▸ **Exercise task**: Below are some entries. Work out how many of their lines hold the word "title", and write that number alone.
# # # #
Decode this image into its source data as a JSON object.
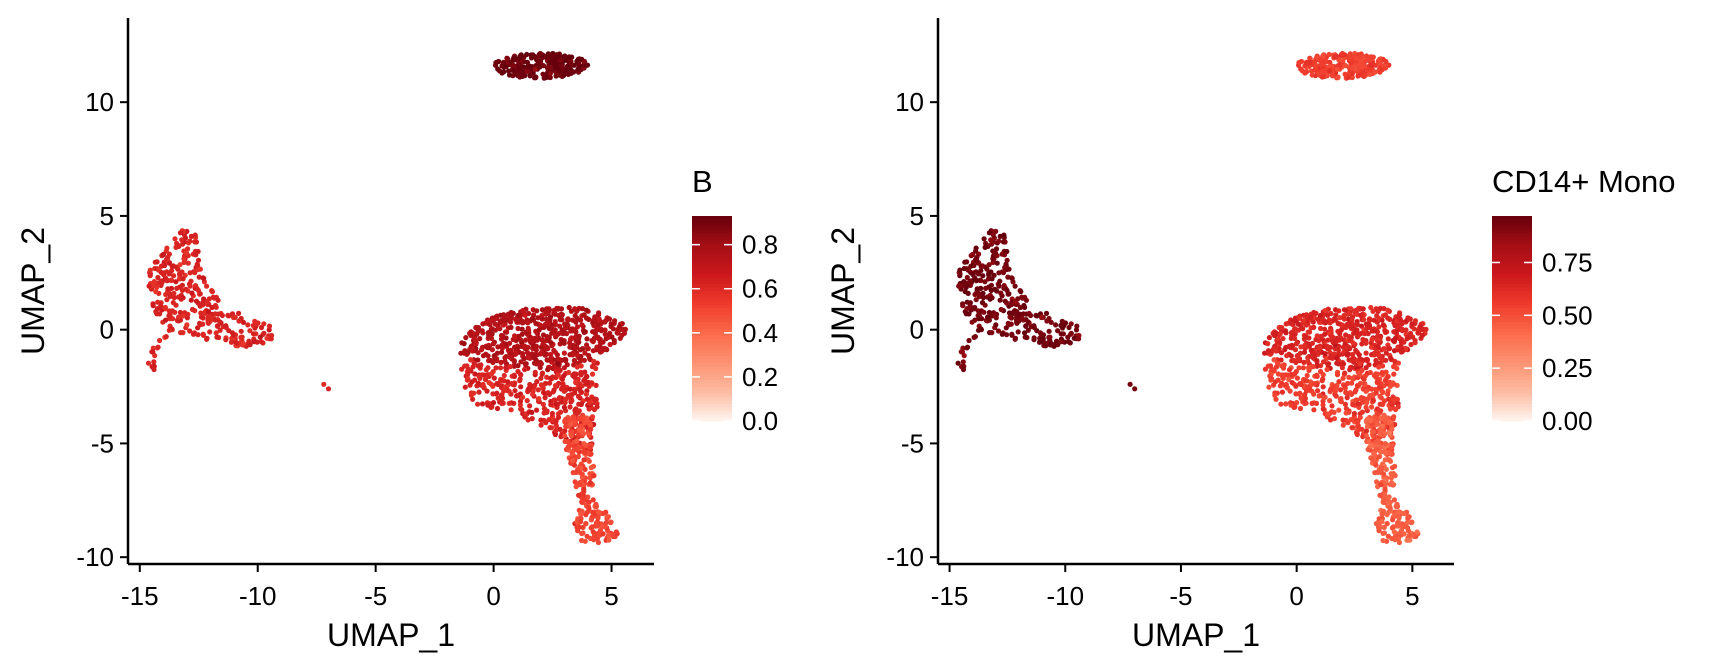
{
  "chart_data": [
    {
      "type": "scatter",
      "xlabel": "UMAP_1",
      "ylabel": "UMAP_2",
      "xlim": [
        -15.5,
        6.8
      ],
      "ylim": [
        -10.3,
        13.7
      ],
      "xticks": [
        -15,
        -10,
        -5,
        0,
        5
      ],
      "xtick_labels": [
        "-15",
        "-10",
        "-5",
        "0",
        "5"
      ],
      "yticks": [
        -10,
        -5,
        0,
        5,
        10
      ],
      "ytick_labels": [
        "-10",
        "-5",
        "0",
        "5",
        "10"
      ],
      "grid": false,
      "legend": {
        "title": "B",
        "placement": "right",
        "range": [
          0,
          0.93
        ],
        "ticks": [
          0.0,
          0.2,
          0.4,
          0.6,
          0.8
        ],
        "tick_labels": [
          "0.0",
          "0.2",
          "0.4",
          "0.6",
          "0.8"
        ]
      },
      "clusters": [
        {
          "name": "top",
          "value": 0.92
        },
        {
          "name": "left",
          "value": 0.62
        },
        {
          "name": "right-upper",
          "value": 0.75
        },
        {
          "name": "right-middle",
          "value": 0.62
        },
        {
          "name": "right-lower",
          "value": 0.5
        },
        {
          "name": "stray",
          "value": 0.62
        }
      ]
    },
    {
      "type": "scatter",
      "xlabel": "UMAP_1",
      "ylabel": "UMAP_2",
      "xlim": [
        -15.5,
        6.8
      ],
      "ylim": [
        -10.3,
        13.7
      ],
      "xticks": [
        -15,
        -10,
        -5,
        0,
        5
      ],
      "xtick_labels": [
        "-15",
        "-10",
        "-5",
        "0",
        "5"
      ],
      "yticks": [
        -10,
        -5,
        0,
        5,
        10
      ],
      "ytick_labels": [
        "-10",
        "-5",
        "0",
        "5",
        "10"
      ],
      "grid": false,
      "legend": {
        "title": "CD14+ Mono",
        "placement": "right",
        "range": [
          0,
          0.97
        ],
        "ticks": [
          0.0,
          0.25,
          0.5,
          0.75
        ],
        "tick_labels": [
          "0.00",
          "0.25",
          "0.50",
          "0.75"
        ]
      },
      "clusters": [
        {
          "name": "top",
          "value": 0.55
        },
        {
          "name": "left",
          "value": 0.94
        },
        {
          "name": "right-upper",
          "value": 0.64
        },
        {
          "name": "right-middle",
          "value": 0.55
        },
        {
          "name": "right-lower",
          "value": 0.45
        },
        {
          "name": "stray",
          "value": 0.9
        }
      ]
    }
  ],
  "colors": {
    "scale": [
      "#fff5f0",
      "#fcbba1",
      "#fc9272",
      "#fb6a4a",
      "#ef3b2c",
      "#cb181d",
      "#a50f15",
      "#67000d"
    ],
    "axis": "#000000"
  }
}
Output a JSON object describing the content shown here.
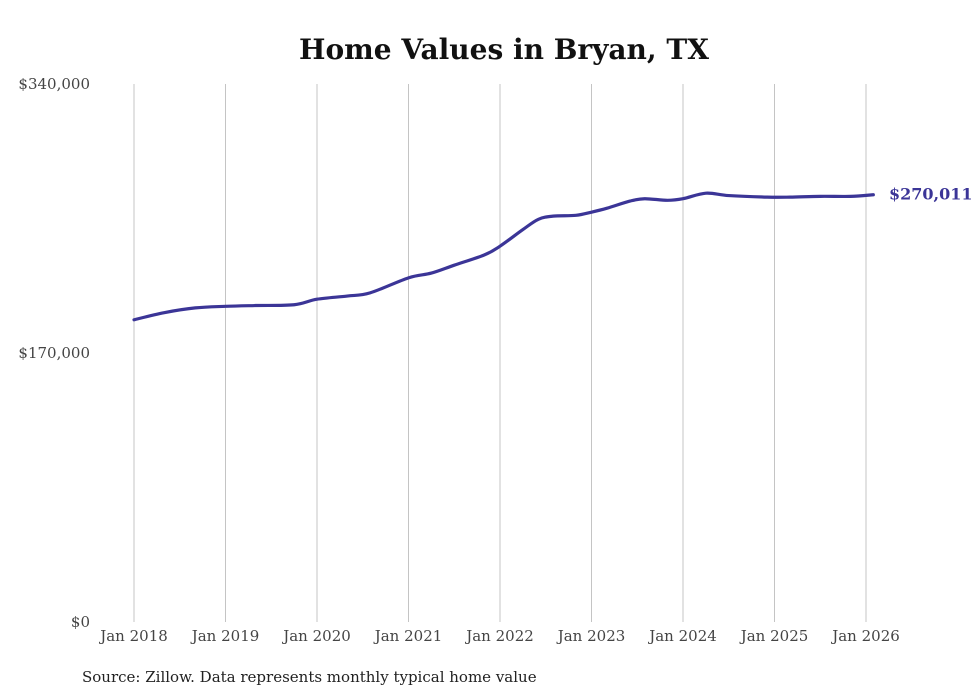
{
  "chart_data": {
    "type": "line",
    "title": "Home Values in Bryan, TX",
    "xlabel": "",
    "ylabel": "",
    "ylim": [
      0,
      340000
    ],
    "y_ticks": [
      "$0",
      "$170,000",
      "$340,000"
    ],
    "y_tick_values": [
      0,
      170000,
      340000
    ],
    "x_ticks": [
      "Jan 2018",
      "Jan 2019",
      "Jan 2020",
      "Jan 2021",
      "Jan 2022",
      "Jan 2023",
      "Jan 2024",
      "Jan 2025",
      "Jan 2026"
    ],
    "x_tick_values": [
      2018,
      2019,
      2020,
      2021,
      2022,
      2023,
      2024,
      2025,
      2026
    ],
    "grid": "vertical",
    "series": [
      {
        "name": "Typical home value",
        "color": "#3b3597",
        "x": [
          2018.0,
          2018.33,
          2018.67,
          2019.0,
          2019.33,
          2019.75,
          2020.0,
          2020.33,
          2020.58,
          2021.0,
          2021.25,
          2021.5,
          2021.83,
          2022.0,
          2022.25,
          2022.42,
          2022.58,
          2022.83,
          2023.0,
          2023.17,
          2023.42,
          2023.58,
          2023.83,
          2024.0,
          2024.25,
          2024.5,
          2024.92,
          2025.17,
          2025.5,
          2025.83,
          2026.08
        ],
        "y": [
          191000,
          195500,
          198500,
          199500,
          200000,
          200500,
          204000,
          206000,
          208000,
          217500,
          220500,
          225500,
          232000,
          237500,
          248000,
          254500,
          256500,
          257000,
          259000,
          261500,
          266000,
          267500,
          266500,
          267500,
          271000,
          269500,
          268500,
          268500,
          269000,
          269000,
          270011
        ]
      }
    ],
    "end_label": "$270,011",
    "source": "Source: Zillow. Data represents monthly typical home value"
  }
}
# # # #
▸ **Full answer**: 3